Goal —
Exactly repeat all the records below, omitting the images they hold.

[Dataset items]
<<<<
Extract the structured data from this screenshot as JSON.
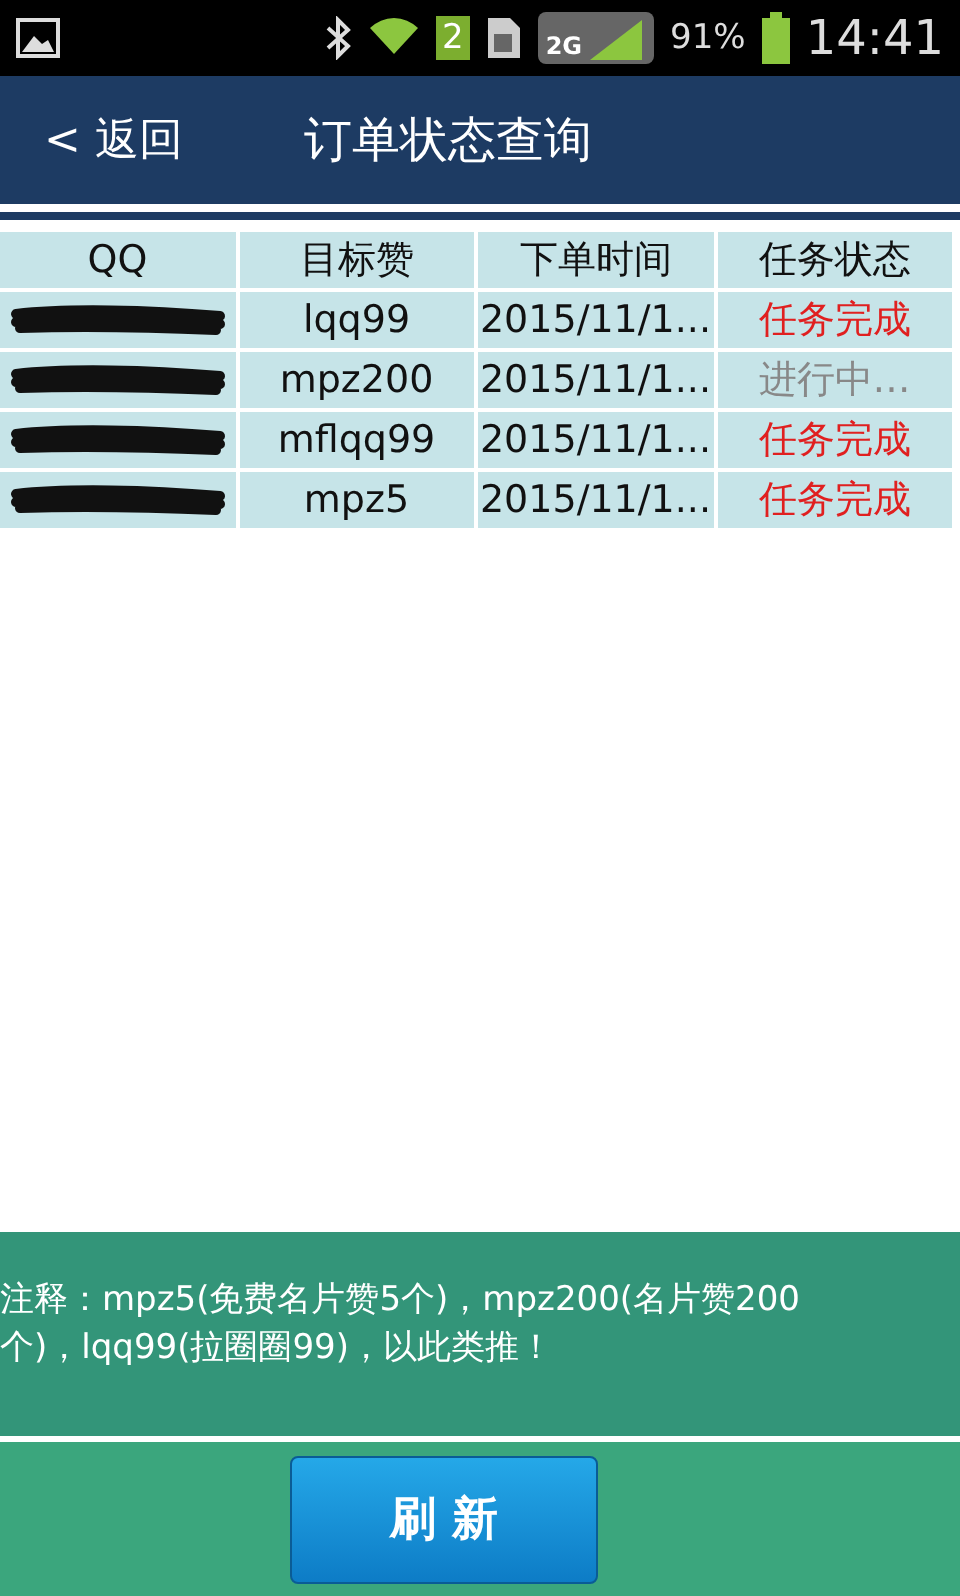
{
  "status_bar": {
    "sim_slot": "2",
    "network": "2G",
    "battery": "91%",
    "time": "14:41"
  },
  "header": {
    "back": "< 返回",
    "title": "订单状态查询"
  },
  "table": {
    "columns": [
      "QQ",
      "目标赞",
      "下单时间",
      "任务状态"
    ],
    "rows": [
      {
        "qq_redacted": true,
        "target": "lqq99",
        "time": "2015/11/1...",
        "status": "任务完成",
        "kind": "done"
      },
      {
        "qq_redacted": true,
        "target": "mpz200",
        "time": "2015/11/1...",
        "status": "进行中…",
        "kind": "pending"
      },
      {
        "qq_redacted": true,
        "target": "mflqq99",
        "time": "2015/11/1...",
        "status": "任务完成",
        "kind": "done"
      },
      {
        "qq_redacted": true,
        "target": "mpz5",
        "time": "2015/11/1...",
        "status": "任务完成",
        "kind": "done"
      }
    ]
  },
  "note": "注释：mpz5(免费名片赞5个)，mpz200(名片赞200个)，lqq99(拉圈圈99)，以此类推！",
  "refresh_button": "刷 新"
}
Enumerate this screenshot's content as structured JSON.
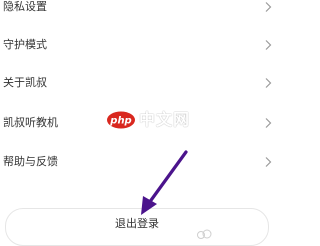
{
  "settings": {
    "items": [
      {
        "label": "隐私设置"
      },
      {
        "label": "守护模式"
      },
      {
        "label": "关于凯叔"
      },
      {
        "label": "凯叔听教机"
      },
      {
        "label": "帮助与反馈"
      }
    ]
  },
  "logout": {
    "label": "退出登录"
  },
  "watermark": {
    "text": "中文网",
    "logo": "php"
  },
  "colors": {
    "text": "#333333",
    "chevron": "#9a9a9a",
    "border": "#e6e6e6",
    "arrow": "#4b148c",
    "watermark_badge": "#d9281f"
  }
}
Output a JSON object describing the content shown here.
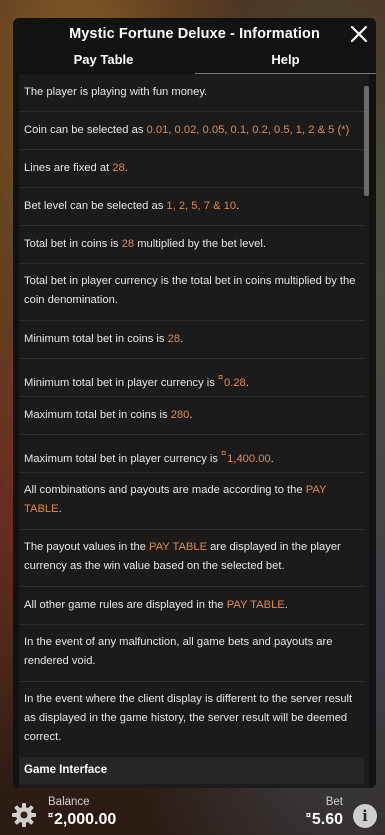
{
  "header": {
    "title": "Mystic Fortune Deluxe - Information",
    "close_icon": "close-icon"
  },
  "tabs": {
    "pay_table": "Pay Table",
    "help": "Help",
    "active": "Help"
  },
  "rules": {
    "r1": {
      "a": "The player is playing with fun money."
    },
    "r2": {
      "a": "Coin can be selected as ",
      "h": "0.01, 0.02, 0.05, 0.1, 0.2, 0.5, 1, 2 & 5 (*)"
    },
    "r3": {
      "a": "Lines are fixed at ",
      "h": "28",
      "b": "."
    },
    "r4": {
      "a": "Bet level can be selected as ",
      "h": "1, 2, 5, 7 & 10",
      "b": "."
    },
    "r5": {
      "a": "Total bet in coins is ",
      "h": "28",
      "b": " multiplied by the bet level."
    },
    "r6": {
      "a": "Total bet in player currency is the total bet in coins multiplied by the coin denomination."
    },
    "r7": {
      "a": "Minimum total bet in coins is ",
      "h": "28",
      "b": "."
    },
    "r8": {
      "a": "Minimum total bet in player currency is ",
      "hsup": "¤",
      "h": "0.28",
      "b": "."
    },
    "r9": {
      "a": "Maximum total bet in coins is ",
      "h": "280",
      "b": "."
    },
    "r10": {
      "a": "Maximum total bet in player currency is ",
      "hsup": "¤",
      "h": "1,400.00",
      "b": "."
    },
    "r11": {
      "a": "All combinations and payouts are made according to the ",
      "h": "PAY TABLE",
      "b": "."
    },
    "r12": {
      "a": "The payout values in the ",
      "h": "PAY TABLE",
      "b": " are displayed in the player currency as the win value based on the selected bet."
    },
    "r13": {
      "a": "All other game rules are displayed in the ",
      "h": "PAY TABLE",
      "b": "."
    },
    "r14": {
      "a": "In the event of any malfunction, all game bets and payouts are rendered void."
    },
    "r15": {
      "a": "In the event where the client display is different to the server result as displayed in the game history, the server result will be deemed correct."
    }
  },
  "section": {
    "game_interface": "Game Interface"
  },
  "footer": {
    "balance_label": "Balance",
    "balance_currency": "¤",
    "balance_value": "2,000.00",
    "bet_label": "Bet",
    "bet_currency": "¤",
    "bet_value": "5.60",
    "info_glyph": "i"
  },
  "colors": {
    "highlight": "#e08a4a",
    "panel": "#121212",
    "content": "#1b1b1b"
  }
}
>>>>
Task solution —
Extract the structured data from this screenshot as JSON.
{
  "status_bar": {
    "sim_slot": "2",
    "network": "2G",
    "battery": "91%",
    "time": "14:41"
  },
  "header": {
    "back": "< 返回",
    "title": "订单状态查询"
  },
  "table": {
    "columns": [
      "QQ",
      "目标赞",
      "下单时间",
      "任务状态"
    ],
    "rows": [
      {
        "qq_redacted": true,
        "target": "lqq99",
        "time": "2015/11/1...",
        "status": "任务完成",
        "kind": "done"
      },
      {
        "qq_redacted": true,
        "target": "mpz200",
        "time": "2015/11/1...",
        "status": "进行中…",
        "kind": "pending"
      },
      {
        "qq_redacted": true,
        "target": "mflqq99",
        "time": "2015/11/1...",
        "status": "任务完成",
        "kind": "done"
      },
      {
        "qq_redacted": true,
        "target": "mpz5",
        "time": "2015/11/1...",
        "status": "任务完成",
        "kind": "done"
      }
    ]
  },
  "note": "注释：mpz5(免费名片赞5个)，mpz200(名片赞200个)，lqq99(拉圈圈99)，以此类推！",
  "refresh_button": "刷 新"
}
Enumerate this screenshot's content as structured JSON.
{
  "settings": {
    "items": [
      {
        "label": "隐私设置"
      },
      {
        "label": "守护模式"
      },
      {
        "label": "关于凯叔"
      },
      {
        "label": "凯叔听教机"
      },
      {
        "label": "帮助与反馈"
      }
    ]
  },
  "logout": {
    "label": "退出登录"
  },
  "watermark": {
    "text": "中文网",
    "logo": "php"
  },
  "colors": {
    "text": "#333333",
    "chevron": "#9a9a9a",
    "border": "#e6e6e6",
    "arrow": "#4b148c",
    "watermark_badge": "#d9281f"
  }
}
Output a JSON object describing the content shown here.
{
  "header": {
    "title": "Mystic Fortune Deluxe - Information",
    "close_icon": "close-icon"
  },
  "tabs": {
    "pay_table": "Pay Table",
    "help": "Help",
    "active": "Help"
  },
  "rules": {
    "r1": {
      "a": "The player is playing with fun money."
    },
    "r2": {
      "a": "Coin can be selected as ",
      "h": "0.01, 0.02, 0.05, 0.1, 0.2, 0.5, 1, 2 & 5 (*)"
    },
    "r3": {
      "a": "Lines are fixed at ",
      "h": "28",
      "b": "."
    },
    "r4": {
      "a": "Bet level can be selected as ",
      "h": "1, 2, 5, 7 & 10",
      "b": "."
    },
    "r5": {
      "a": "Total bet in coins is ",
      "h": "28",
      "b": " multiplied by the bet level."
    },
    "r6": {
      "a": "Total bet in player currency is the total bet in coins multiplied by the coin denomination."
    },
    "r7": {
      "a": "Minimum total bet in coins is ",
      "h": "28",
      "b": "."
    },
    "r8": {
      "a": "Minimum total bet in player currency is ",
      "hsup": "¤",
      "h": "0.28",
      "b": "."
    },
    "r9": {
      "a": "Maximum total bet in coins is ",
      "h": "280",
      "b": "."
    },
    "r10": {
      "a": "Maximum total bet in player currency is ",
      "hsup": "¤",
      "h": "1,400.00",
      "b": "."
    },
    "r11": {
      "a": "All combinations and payouts are made according to the ",
      "h": "PAY TABLE",
      "b": "."
    },
    "r12": {
      "a": "The payout values in the ",
      "h": "PAY TABLE",
      "b": " are displayed in the player currency as the win value based on the selected bet."
    },
    "r13": {
      "a": "All other game rules are displayed in the ",
      "h": "PAY TABLE",
      "b": "."
    },
    "r14": {
      "a": "In the event of any malfunction, all game bets and payouts are rendered void."
    },
    "r15": {
      "a": "In the event where the client display is different to the server result as displayed in the game history, the server result will be deemed correct."
    }
  },
  "section": {
    "game_interface": "Game Interface"
  },
  "footer": {
    "balance_label": "Balance",
    "balance_currency": "¤",
    "balance_value": "2,000.00",
    "bet_label": "Bet",
    "bet_currency": "¤",
    "bet_value": "5.60",
    "info_glyph": "i"
  },
  "colors": {
    "highlight": "#e08a4a",
    "panel": "#121212",
    "content": "#1b1b1b"
  }
}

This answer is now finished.